Records
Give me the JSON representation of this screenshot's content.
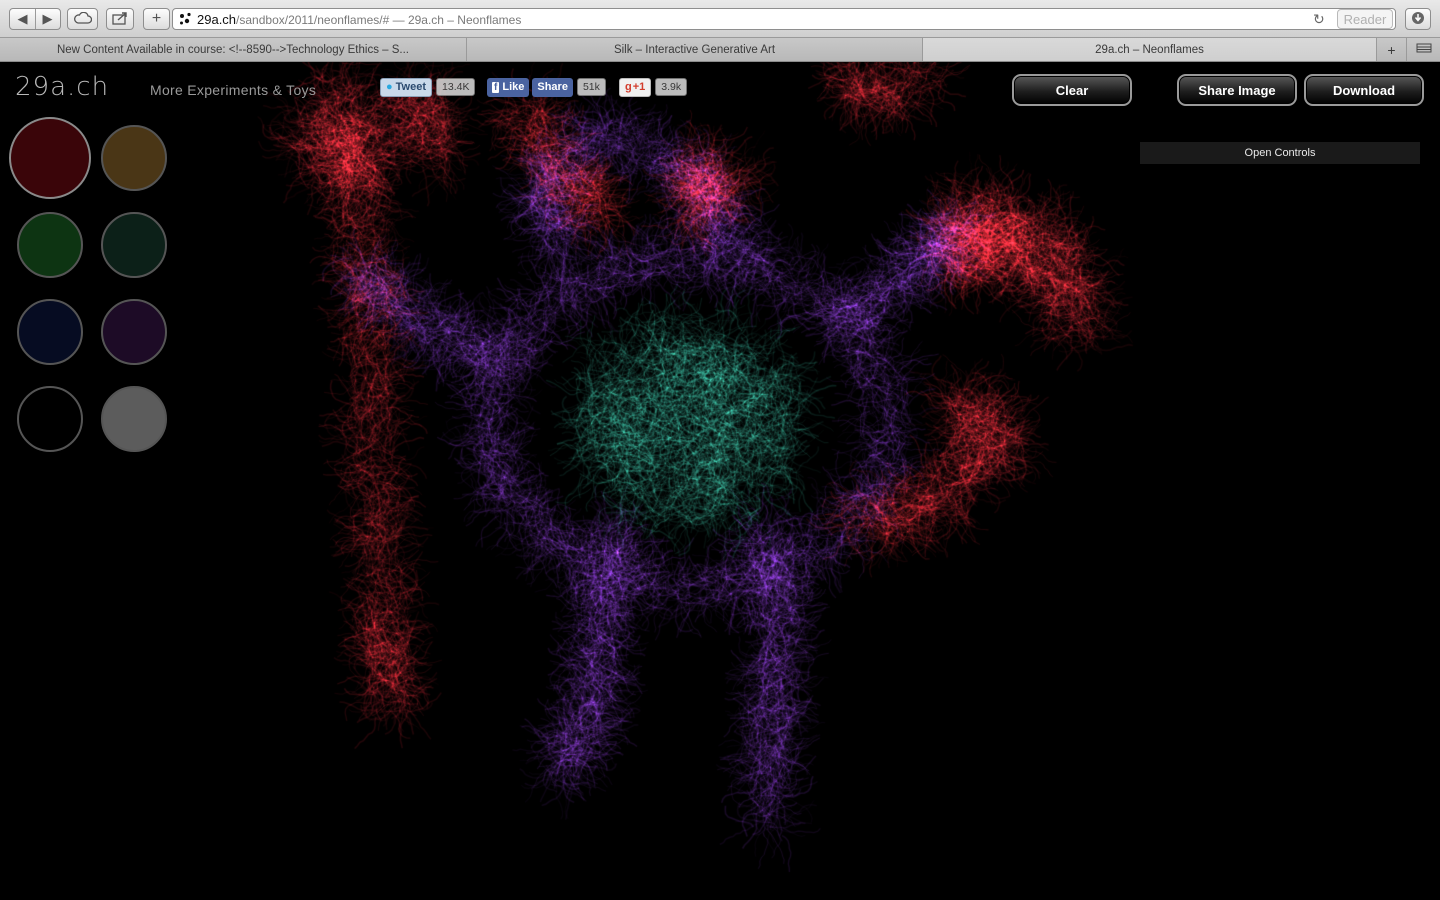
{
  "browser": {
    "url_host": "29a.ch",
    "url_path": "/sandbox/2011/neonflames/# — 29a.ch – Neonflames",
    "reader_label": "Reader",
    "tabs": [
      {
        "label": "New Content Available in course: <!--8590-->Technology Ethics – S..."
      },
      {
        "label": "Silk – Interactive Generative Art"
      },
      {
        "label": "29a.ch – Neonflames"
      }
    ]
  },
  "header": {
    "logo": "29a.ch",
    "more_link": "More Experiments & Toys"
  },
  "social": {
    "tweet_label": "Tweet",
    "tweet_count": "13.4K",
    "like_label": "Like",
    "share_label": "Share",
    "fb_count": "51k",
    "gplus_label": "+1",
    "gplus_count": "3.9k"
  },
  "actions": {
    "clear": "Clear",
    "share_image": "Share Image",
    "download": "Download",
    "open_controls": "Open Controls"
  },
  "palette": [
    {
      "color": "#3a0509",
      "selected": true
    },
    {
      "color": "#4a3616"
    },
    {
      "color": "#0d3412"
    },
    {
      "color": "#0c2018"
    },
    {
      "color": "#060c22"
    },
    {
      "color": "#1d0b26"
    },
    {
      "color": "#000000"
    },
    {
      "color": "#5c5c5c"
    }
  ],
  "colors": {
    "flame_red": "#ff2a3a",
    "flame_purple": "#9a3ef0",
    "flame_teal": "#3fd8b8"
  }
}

GIVEN REQUEST — Reproduce all the entries that precede this task, word for word, minus any pictures.

EXERCISE ANSWER —
Give me the JSON representation of this screenshot's content.
{
  "browser": {
    "url_host": "29a.ch",
    "url_path": "/sandbox/2011/neonflames/# — 29a.ch – Neonflames",
    "reader_label": "Reader",
    "tabs": [
      {
        "label": "New Content Available in course: <!--8590-->Technology Ethics – S..."
      },
      {
        "label": "Silk – Interactive Generative Art"
      },
      {
        "label": "29a.ch – Neonflames"
      }
    ]
  },
  "header": {
    "logo": "29a.ch",
    "more_link": "More Experiments & Toys"
  },
  "social": {
    "tweet_label": "Tweet",
    "tweet_count": "13.4K",
    "like_label": "Like",
    "share_label": "Share",
    "fb_count": "51k",
    "gplus_label": "+1",
    "gplus_count": "3.9k"
  },
  "actions": {
    "clear": "Clear",
    "share_image": "Share Image",
    "download": "Download",
    "open_controls": "Open Controls"
  },
  "palette": [
    {
      "color": "#3a0509",
      "selected": true
    },
    {
      "color": "#4a3616"
    },
    {
      "color": "#0d3412"
    },
    {
      "color": "#0c2018"
    },
    {
      "color": "#060c22"
    },
    {
      "color": "#1d0b26"
    },
    {
      "color": "#000000"
    },
    {
      "color": "#5c5c5c"
    }
  ],
  "colors": {
    "flame_red": "#ff2a3a",
    "flame_purple": "#9a3ef0",
    "flame_teal": "#3fd8b8"
  }
}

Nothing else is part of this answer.